▶ [PASSAGE GIVEN]:
One of the swellest of the past few years has been the Thomas Cubitt in Elizabeth Street, which likes to emphasise its affinity with Belgravia rather than mucky Victoria. Now the owners have opened a second place, this time indisputably in the heart of Knightsbridge, in Motcomb Street. To walk down here is to think of Philip Larkin’s line: “I listen to money singing.” Bentleys are commonplace, only the Maybachs turn heads.

The Panthechnicon Rooms calls itself a bar and restaurant, disdaining the very name of pub, and boasts a little of its location. Just as the Cubitt references the great architect, the Pantechnicon is named after art storage rooms that dominated Motcomb Street until destroyed by fire in 1874. (The surviving façade down the street, currently under scaffolding, now houses a Starbucks.)

The restaurant upstairs is frankly luxurious. The room is interestingly and beautifully decorated in the sober Gustavian manner that works so well in the Cubitt: the frames of the fine sash windows are painted matt greeny-black and billow with linen curtains; there are substantial leather chairs and lots of space for the tables. Once some intrusive music has been turned down, the atmosphere is calm and restorative.

The menu, too, is at once lavish and plain, opening with three kinds of oysters, followed by three kinds of caviar, from 30g of farmed from Aquitaine at £60 to 50g of Beluga at £295 (not a mis-print, I’m afraid). There’s lots of lobster, four choices of smoked and cured fish and plenty of pricey basics such as whole grilled Dover sole with lemon and watercress at £27.

Lobster salad and parsnip crisps was quite a small starter for £16: some nice discs of fresh-tasting lobster, plus a claw, lurked beneath a mound of salad, a bit overpowered by the crunchy strips of parsnip. Twice-baked stilton soufflé, with a walnut and apple salad (£6.50), was the only disappointment. Although it tasted nicely enough of eggs and cheese, the texture was wrong: collapsed and clammy, without the benefit of any crusting from the second baking either. It’s an easy enough dish to get right — and this one was no match for Rowley Leigh’s twice-baked goat’s cheese soufflés, such a treat in the old days at Kensington Place.

▶ [MATERIAL]:
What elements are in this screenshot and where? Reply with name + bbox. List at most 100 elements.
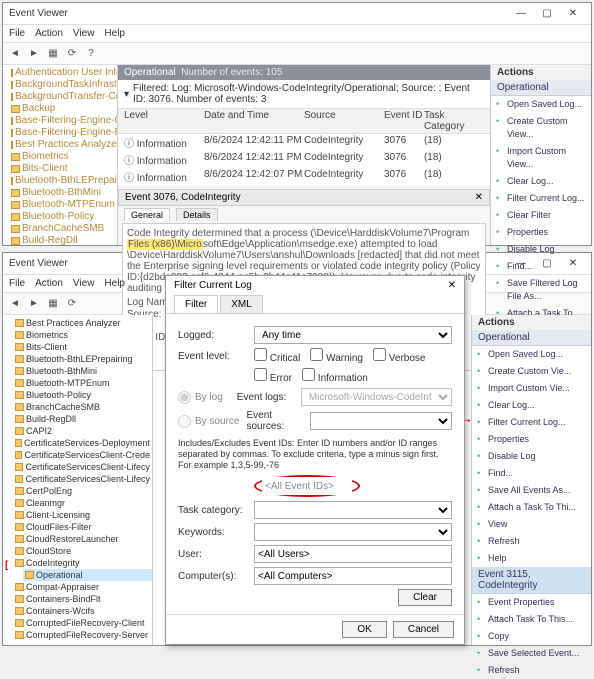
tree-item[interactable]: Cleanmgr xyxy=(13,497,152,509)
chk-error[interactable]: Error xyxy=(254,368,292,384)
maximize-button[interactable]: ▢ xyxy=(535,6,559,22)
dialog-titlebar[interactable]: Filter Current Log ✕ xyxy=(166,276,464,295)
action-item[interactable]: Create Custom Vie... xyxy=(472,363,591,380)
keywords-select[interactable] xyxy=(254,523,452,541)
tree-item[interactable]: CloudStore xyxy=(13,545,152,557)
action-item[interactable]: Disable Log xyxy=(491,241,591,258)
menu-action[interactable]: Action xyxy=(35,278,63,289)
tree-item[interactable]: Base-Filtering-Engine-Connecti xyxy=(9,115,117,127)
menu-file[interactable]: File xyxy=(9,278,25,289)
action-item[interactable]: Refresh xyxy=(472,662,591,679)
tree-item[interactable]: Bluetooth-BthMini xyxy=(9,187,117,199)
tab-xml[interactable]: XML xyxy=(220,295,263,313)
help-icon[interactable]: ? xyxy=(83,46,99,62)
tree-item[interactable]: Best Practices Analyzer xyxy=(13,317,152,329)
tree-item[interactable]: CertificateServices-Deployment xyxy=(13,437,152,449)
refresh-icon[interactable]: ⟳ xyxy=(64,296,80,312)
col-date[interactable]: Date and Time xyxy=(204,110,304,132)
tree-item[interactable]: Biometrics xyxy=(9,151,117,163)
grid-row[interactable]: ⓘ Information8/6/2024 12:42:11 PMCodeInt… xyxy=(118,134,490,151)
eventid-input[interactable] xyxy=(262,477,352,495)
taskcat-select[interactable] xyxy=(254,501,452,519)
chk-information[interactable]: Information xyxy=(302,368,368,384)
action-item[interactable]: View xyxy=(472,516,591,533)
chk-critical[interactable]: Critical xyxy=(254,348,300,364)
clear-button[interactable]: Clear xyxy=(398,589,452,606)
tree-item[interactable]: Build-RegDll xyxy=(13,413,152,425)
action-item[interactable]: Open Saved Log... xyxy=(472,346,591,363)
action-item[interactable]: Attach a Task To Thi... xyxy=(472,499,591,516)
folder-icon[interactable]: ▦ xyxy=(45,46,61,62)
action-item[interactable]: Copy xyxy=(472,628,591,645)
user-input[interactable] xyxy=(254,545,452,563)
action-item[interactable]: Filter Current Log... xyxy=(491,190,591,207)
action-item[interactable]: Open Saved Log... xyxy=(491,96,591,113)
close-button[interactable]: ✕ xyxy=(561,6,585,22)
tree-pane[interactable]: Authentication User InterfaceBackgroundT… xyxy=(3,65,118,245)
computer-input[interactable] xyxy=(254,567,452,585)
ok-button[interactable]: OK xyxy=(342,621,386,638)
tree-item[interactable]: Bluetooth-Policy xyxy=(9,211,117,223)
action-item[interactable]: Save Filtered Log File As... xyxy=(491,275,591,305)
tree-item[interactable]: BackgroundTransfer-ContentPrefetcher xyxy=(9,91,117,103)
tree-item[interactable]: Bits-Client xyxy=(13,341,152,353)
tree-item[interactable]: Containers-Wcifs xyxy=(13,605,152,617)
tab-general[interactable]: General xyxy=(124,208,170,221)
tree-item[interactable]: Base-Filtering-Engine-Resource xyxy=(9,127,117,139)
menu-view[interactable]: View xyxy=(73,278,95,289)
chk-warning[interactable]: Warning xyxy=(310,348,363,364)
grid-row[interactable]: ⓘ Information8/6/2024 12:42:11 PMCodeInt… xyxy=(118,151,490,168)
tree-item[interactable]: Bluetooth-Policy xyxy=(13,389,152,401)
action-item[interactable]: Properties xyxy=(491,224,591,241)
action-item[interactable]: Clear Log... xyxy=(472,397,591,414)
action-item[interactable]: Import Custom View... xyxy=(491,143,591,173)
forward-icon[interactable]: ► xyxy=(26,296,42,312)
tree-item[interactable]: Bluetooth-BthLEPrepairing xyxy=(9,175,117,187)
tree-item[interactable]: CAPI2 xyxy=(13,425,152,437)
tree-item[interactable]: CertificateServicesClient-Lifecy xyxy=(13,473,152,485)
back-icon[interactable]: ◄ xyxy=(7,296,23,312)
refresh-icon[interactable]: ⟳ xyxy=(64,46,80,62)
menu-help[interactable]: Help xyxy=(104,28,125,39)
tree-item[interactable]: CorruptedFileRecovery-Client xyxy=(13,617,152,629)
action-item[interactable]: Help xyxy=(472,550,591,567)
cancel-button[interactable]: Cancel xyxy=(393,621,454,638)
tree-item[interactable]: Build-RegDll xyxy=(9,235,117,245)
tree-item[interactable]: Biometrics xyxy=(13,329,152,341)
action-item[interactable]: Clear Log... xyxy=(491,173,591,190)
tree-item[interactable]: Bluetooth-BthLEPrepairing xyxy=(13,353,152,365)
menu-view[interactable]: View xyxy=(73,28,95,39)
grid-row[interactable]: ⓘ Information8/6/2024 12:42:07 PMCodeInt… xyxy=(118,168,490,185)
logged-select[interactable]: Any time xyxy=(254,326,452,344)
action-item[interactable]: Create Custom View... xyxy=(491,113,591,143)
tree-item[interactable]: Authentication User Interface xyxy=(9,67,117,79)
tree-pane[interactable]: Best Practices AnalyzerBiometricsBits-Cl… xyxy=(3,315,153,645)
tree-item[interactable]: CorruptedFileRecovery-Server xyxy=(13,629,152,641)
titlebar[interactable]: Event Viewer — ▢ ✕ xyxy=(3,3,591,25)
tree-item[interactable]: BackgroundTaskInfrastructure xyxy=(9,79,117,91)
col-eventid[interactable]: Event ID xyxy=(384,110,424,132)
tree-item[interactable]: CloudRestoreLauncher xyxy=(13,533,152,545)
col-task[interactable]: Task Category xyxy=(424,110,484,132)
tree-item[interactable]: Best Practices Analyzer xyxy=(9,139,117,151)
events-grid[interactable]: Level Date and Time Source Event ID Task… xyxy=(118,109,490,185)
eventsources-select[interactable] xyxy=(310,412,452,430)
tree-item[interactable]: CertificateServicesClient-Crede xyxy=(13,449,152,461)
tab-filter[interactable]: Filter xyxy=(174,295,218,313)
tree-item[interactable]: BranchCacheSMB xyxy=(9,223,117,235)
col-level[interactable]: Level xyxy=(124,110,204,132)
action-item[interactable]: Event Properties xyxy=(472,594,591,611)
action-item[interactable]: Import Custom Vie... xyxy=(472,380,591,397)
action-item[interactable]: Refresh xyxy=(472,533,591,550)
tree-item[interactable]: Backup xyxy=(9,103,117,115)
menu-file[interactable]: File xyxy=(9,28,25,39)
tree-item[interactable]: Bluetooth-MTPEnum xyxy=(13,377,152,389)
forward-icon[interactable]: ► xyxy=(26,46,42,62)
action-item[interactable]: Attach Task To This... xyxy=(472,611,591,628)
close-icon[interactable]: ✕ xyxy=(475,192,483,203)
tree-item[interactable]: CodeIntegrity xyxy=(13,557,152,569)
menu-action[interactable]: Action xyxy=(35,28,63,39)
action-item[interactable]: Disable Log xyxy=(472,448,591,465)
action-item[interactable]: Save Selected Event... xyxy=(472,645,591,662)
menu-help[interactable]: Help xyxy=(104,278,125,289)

* * *

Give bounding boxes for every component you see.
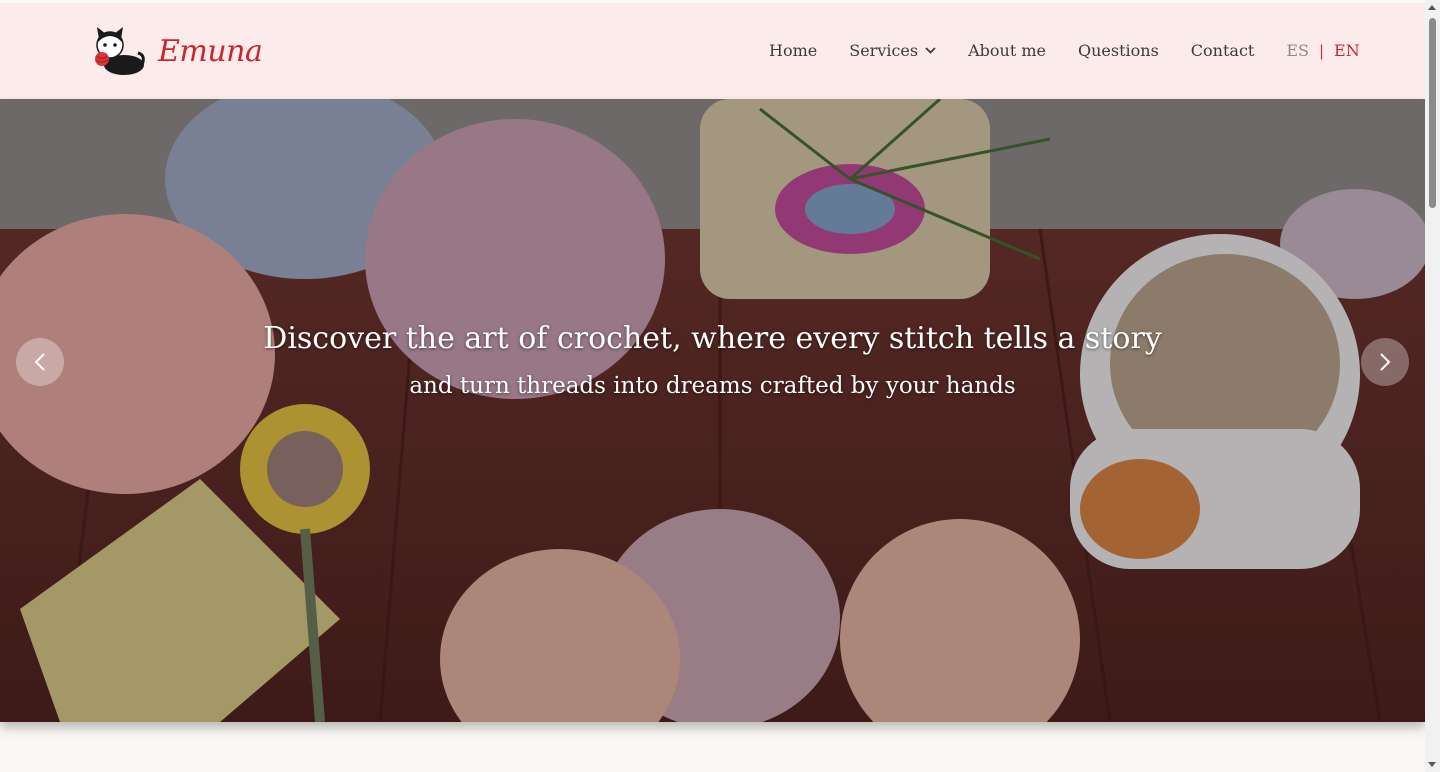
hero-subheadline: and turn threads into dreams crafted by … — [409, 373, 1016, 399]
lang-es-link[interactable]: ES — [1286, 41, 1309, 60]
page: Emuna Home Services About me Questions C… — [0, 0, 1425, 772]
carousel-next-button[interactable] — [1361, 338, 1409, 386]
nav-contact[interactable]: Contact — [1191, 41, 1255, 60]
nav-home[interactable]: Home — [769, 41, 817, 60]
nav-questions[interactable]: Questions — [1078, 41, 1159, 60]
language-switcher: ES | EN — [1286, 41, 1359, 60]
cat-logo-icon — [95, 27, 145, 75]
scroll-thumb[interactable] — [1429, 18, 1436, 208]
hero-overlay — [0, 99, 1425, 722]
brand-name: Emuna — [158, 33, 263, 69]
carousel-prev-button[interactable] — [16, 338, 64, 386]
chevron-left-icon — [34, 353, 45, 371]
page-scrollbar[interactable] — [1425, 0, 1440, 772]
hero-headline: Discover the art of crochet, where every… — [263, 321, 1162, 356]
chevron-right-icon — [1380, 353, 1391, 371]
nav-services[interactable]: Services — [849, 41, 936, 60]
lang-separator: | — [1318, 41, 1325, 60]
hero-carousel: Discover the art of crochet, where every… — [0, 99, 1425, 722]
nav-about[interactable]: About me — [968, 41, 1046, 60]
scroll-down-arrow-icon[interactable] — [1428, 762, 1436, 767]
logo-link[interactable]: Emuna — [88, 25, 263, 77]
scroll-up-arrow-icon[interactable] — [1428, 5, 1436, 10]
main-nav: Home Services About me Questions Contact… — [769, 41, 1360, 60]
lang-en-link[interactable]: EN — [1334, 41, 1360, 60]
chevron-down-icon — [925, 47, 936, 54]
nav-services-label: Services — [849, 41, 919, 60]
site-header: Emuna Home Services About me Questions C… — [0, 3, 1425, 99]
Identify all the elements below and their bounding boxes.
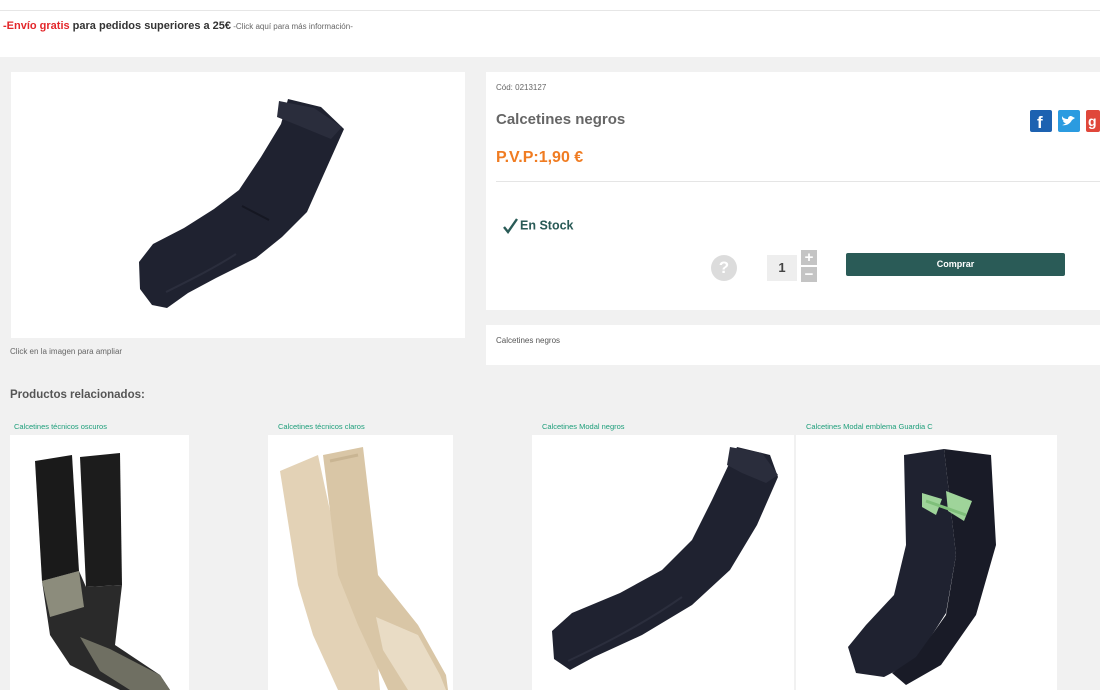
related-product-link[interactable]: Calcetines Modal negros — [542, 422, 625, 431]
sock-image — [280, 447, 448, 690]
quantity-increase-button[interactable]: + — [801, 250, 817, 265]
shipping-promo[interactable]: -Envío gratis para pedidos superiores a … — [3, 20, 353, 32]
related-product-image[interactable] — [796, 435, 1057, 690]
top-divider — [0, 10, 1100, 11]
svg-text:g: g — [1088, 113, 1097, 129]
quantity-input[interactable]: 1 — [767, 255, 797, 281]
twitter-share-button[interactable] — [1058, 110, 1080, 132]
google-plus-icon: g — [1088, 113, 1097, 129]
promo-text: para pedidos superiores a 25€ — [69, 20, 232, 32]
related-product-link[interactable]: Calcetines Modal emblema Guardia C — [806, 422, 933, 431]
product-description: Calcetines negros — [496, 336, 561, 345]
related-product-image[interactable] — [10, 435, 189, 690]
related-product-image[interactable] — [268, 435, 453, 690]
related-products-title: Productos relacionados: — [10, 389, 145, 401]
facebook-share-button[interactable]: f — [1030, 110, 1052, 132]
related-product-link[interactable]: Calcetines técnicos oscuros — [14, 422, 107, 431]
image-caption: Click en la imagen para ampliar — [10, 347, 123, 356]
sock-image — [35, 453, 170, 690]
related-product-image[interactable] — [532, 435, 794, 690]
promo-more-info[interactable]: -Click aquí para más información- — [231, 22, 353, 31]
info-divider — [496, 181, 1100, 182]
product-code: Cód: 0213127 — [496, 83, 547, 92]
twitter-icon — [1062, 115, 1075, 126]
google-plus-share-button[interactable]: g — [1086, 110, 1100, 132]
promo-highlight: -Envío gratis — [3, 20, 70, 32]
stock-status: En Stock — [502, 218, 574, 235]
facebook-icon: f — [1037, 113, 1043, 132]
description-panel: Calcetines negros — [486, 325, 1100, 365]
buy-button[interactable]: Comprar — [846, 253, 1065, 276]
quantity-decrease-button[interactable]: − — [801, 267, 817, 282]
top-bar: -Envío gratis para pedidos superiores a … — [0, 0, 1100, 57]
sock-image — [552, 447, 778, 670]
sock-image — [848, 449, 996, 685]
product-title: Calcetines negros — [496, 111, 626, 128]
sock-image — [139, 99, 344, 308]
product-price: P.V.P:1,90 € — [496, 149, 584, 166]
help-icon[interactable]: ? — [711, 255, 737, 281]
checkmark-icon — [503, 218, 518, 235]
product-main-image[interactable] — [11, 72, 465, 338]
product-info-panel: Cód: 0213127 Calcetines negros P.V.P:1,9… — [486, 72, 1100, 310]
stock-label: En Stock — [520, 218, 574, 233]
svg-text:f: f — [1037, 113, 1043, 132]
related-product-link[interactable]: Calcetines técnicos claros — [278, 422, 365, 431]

▶ [YOUR TASKS]:
[A] Repeat the records starting with the line that contains "tree-item[interactable]: Cleanmgr xyxy=(13,497,152,509)" and going on through the line that contains "tab-xml[interactable]: XML xyxy=(220,295,263,313)", with both of those lines included.
[B] Carry on the restaurant review from its last sentence.
The restaurant review and the records have nothing to do with each other.

▶ [ANSWERS TO THE TASKS]:
[A]
tree-item[interactable]: Cleanmgr xyxy=(13,497,152,509)
chk-error[interactable]: Error xyxy=(254,368,292,384)
maximize-button[interactable]: ▢ xyxy=(535,6,559,22)
dialog-titlebar[interactable]: Filter Current Log ✕ xyxy=(166,276,464,295)
action-item[interactable]: Create Custom Vie... xyxy=(472,363,591,380)
keywords-select[interactable] xyxy=(254,523,452,541)
tree-item[interactable]: CloudStore xyxy=(13,545,152,557)
action-item[interactable]: Disable Log xyxy=(491,241,591,258)
menu-action[interactable]: Action xyxy=(35,278,63,289)
tree-item[interactable]: Base-Filtering-Engine-Connecti xyxy=(9,115,117,127)
menu-file[interactable]: File xyxy=(9,278,25,289)
action-item[interactable]: Refresh xyxy=(472,662,591,679)
tree-item[interactable]: Bluetooth-BthMini xyxy=(9,187,117,199)
tab-xml[interactable]: XML xyxy=(220,295,263,313)

[B]
“Rose veal, green beans & salsa verde” (£14.50) was the cryptic description of what turned out to be a delicious, crisply breadcrumbed classic Wiener schnitzel, accompanied by a nice potato mash and green beans, topped with a basil pesto, freshly made but hardly necessary when a mere dash of lemon juice would have lifted it better.

Seared tuna fillet (£19.50) came as a thick chunk, nicely rare on the inside, served with a construction of mixed green and white asparagus spears, and some well softened and crisped fennel. A side dish of samphire (£4.50) had been steamed and, while just the right texture, it had stayed intensely salty compared to samphire that’s been boiled, however briefly.

All of this was easy to enjoy, elegant food for the well-fed rather than the hearty fare of lamb shanks and sausages that keeps more humdrum gastros in business. A dark chocolate marquise with honeycomb and pistachio ice-cream (£7.50) was sensationally good, too, both refined and deep in taste.

Service is friendly and attentive, tap water is assiduously offered and the wine list is highly inviting if you don’t look meanly at the prices. A glass of aromatic Argentian viognier is £4.50, an excellent Brouilly £7.50 — and the bottles are carefully brought to the table to be poured. Later on, there’s a section called Icons offering dreamy bottles at prices one expects to pay for a fort-night’s holiday.

It’s only the price that’s not to like about The Pantechnicon Rooms. It’s not much cheaper in the bar downstairs and the tables outside either. An almost identical menu is served, with starters slyly renamed “small plates”, puddings a pound cheaper and some economical substitutions made (plaice and chips with mushy peas at £11.50 standing in for the Dover sole, for example). But you might as well go the whole hog in the comfy chairs upstairs.

About the cheapest lunch possible here would be smoked haddock and salmon pie at £8.50: little chunks of fish in a runny bechamel, beneath nicely parmesan-crusted mash, served quite plain in a cast-iron gratin dish. With service and a glass of verdicchio, very enjoyable on a sunny pavement, this still comes out at £16.88. But for Knightsbridge, money central, that’s almost a snip.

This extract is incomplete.